Check every line below for the word "içeren" and give only the number of lines where it appears.

----

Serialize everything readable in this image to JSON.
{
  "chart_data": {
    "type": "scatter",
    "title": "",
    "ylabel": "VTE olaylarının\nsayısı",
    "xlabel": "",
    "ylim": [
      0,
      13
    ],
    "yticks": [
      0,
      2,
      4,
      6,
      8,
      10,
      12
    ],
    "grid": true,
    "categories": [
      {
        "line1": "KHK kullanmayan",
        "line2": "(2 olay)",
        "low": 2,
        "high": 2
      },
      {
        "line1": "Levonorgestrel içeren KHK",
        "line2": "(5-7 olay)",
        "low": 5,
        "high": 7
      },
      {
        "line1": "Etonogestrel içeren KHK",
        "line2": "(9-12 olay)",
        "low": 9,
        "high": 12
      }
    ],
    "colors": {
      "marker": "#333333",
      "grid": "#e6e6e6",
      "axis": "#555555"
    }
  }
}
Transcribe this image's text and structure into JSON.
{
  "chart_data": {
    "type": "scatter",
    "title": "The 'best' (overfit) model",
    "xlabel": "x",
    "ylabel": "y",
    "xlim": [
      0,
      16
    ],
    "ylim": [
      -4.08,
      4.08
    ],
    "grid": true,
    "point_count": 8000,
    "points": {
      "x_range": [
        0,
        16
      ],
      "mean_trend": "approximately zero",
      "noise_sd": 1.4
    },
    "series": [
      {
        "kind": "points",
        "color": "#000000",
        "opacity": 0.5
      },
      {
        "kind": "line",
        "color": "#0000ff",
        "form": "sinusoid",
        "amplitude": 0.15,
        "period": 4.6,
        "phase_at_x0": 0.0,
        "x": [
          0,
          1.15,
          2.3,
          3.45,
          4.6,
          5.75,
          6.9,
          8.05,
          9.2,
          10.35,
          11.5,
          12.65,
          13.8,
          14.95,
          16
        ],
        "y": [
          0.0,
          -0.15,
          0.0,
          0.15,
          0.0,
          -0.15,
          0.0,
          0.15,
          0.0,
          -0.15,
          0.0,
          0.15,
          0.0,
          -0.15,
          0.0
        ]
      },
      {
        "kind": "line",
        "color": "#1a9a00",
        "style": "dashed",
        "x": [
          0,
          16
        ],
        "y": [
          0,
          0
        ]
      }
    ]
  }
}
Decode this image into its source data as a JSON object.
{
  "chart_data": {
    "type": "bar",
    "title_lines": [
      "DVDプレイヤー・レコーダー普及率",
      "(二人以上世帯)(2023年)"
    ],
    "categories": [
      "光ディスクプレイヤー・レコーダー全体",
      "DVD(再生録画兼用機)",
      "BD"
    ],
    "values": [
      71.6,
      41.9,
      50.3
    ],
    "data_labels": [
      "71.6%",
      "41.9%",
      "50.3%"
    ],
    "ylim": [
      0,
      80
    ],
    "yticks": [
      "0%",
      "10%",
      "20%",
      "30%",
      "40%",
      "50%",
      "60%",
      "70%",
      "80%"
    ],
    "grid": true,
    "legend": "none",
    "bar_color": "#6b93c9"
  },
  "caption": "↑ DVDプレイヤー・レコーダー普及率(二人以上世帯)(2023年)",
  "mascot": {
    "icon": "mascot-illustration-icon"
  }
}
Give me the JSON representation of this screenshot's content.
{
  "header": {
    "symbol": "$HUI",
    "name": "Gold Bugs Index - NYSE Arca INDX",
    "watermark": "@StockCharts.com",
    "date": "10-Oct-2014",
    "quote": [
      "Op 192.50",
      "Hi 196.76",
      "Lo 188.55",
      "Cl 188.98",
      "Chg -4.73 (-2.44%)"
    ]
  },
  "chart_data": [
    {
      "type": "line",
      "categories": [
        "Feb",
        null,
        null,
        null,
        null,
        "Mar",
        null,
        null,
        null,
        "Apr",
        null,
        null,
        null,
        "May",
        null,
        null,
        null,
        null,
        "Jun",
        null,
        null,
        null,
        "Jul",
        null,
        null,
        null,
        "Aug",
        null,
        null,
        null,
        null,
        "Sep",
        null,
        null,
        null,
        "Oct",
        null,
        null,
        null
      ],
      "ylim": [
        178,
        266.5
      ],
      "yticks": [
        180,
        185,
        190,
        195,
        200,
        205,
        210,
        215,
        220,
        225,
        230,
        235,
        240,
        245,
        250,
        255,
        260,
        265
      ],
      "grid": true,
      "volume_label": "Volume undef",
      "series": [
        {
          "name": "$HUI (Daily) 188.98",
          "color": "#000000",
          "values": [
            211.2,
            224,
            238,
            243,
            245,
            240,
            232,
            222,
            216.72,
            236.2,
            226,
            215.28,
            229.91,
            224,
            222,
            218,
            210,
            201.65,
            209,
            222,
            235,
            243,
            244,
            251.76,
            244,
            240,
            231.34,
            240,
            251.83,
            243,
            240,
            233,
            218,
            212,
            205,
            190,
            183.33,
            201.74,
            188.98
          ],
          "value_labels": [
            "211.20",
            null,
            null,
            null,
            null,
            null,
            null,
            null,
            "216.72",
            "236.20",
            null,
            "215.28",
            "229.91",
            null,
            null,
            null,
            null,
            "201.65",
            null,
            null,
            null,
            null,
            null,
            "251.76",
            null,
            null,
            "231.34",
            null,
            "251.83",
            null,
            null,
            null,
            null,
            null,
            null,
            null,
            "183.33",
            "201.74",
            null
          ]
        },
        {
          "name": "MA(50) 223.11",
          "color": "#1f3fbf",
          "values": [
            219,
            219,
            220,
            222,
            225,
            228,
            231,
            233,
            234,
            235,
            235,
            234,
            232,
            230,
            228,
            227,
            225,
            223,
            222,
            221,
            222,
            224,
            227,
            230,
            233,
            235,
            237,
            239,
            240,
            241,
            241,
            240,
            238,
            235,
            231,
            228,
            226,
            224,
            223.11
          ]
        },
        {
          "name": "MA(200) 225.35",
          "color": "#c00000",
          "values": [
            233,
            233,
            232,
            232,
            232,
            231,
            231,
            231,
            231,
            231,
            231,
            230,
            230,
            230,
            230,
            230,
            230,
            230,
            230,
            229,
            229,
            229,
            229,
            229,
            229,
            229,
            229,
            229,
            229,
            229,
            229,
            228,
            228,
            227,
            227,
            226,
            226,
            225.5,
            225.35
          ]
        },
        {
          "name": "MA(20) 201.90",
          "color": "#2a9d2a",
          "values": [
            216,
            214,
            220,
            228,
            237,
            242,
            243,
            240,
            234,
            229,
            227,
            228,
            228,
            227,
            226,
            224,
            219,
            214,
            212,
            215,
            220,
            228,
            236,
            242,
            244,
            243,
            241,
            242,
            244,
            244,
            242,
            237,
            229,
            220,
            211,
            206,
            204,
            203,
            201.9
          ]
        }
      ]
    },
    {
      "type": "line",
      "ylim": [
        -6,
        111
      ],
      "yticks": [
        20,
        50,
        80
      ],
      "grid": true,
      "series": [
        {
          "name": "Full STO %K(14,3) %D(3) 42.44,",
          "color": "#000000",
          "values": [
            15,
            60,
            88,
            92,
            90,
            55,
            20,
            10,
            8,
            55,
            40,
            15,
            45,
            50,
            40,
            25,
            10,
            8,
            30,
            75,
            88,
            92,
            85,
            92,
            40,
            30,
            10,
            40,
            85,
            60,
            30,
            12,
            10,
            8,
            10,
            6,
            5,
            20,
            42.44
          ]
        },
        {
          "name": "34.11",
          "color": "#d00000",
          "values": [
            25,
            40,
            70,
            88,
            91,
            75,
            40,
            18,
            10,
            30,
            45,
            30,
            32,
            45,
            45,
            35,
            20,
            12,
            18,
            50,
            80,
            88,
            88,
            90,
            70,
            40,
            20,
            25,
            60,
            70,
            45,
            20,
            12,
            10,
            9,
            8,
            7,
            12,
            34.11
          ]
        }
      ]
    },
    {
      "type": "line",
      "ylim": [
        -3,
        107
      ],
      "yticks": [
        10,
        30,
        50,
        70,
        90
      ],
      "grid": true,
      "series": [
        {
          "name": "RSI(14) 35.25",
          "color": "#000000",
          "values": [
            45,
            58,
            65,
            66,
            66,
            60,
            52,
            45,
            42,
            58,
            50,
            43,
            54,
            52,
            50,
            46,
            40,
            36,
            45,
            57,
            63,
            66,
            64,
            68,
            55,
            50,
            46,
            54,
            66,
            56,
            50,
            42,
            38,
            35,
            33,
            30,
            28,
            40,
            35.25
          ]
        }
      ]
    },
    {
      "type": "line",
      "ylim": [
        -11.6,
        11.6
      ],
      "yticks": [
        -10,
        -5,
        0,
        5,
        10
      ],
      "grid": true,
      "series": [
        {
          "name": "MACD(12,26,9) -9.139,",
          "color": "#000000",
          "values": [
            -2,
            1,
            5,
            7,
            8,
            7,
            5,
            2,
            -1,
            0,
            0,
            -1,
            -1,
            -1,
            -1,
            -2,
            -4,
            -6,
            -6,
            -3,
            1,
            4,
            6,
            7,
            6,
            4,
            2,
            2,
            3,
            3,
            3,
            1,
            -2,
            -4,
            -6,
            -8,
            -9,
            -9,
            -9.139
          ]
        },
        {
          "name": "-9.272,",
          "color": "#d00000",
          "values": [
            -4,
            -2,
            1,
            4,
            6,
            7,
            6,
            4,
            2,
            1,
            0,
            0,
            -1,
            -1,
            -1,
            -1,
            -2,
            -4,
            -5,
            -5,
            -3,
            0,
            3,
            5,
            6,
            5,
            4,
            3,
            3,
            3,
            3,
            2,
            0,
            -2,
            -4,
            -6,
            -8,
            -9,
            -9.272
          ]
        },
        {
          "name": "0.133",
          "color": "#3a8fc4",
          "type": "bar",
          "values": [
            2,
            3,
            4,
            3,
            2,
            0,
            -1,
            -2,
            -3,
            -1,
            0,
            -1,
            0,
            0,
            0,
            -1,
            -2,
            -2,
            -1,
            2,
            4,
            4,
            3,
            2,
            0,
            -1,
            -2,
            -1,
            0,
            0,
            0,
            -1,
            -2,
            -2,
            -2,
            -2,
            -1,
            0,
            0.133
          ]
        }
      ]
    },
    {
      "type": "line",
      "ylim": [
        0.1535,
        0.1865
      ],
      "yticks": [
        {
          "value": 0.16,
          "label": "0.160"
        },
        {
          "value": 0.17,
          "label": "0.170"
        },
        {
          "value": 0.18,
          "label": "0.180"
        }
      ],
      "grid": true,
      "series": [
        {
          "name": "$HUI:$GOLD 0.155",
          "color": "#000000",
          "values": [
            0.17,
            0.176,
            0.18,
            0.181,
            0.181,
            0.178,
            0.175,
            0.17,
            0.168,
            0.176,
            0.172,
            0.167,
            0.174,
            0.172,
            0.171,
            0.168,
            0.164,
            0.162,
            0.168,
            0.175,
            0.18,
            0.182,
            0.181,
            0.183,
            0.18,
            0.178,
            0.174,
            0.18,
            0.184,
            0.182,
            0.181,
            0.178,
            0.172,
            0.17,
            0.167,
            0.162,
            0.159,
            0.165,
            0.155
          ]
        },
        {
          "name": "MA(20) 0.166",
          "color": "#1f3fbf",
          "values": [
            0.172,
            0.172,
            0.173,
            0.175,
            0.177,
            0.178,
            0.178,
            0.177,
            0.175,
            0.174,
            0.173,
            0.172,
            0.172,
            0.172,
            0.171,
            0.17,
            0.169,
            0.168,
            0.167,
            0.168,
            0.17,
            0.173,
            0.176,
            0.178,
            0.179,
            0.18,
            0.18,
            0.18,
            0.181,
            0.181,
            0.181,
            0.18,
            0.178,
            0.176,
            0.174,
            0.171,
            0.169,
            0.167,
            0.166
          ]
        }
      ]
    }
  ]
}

----

- [Exercise response]
2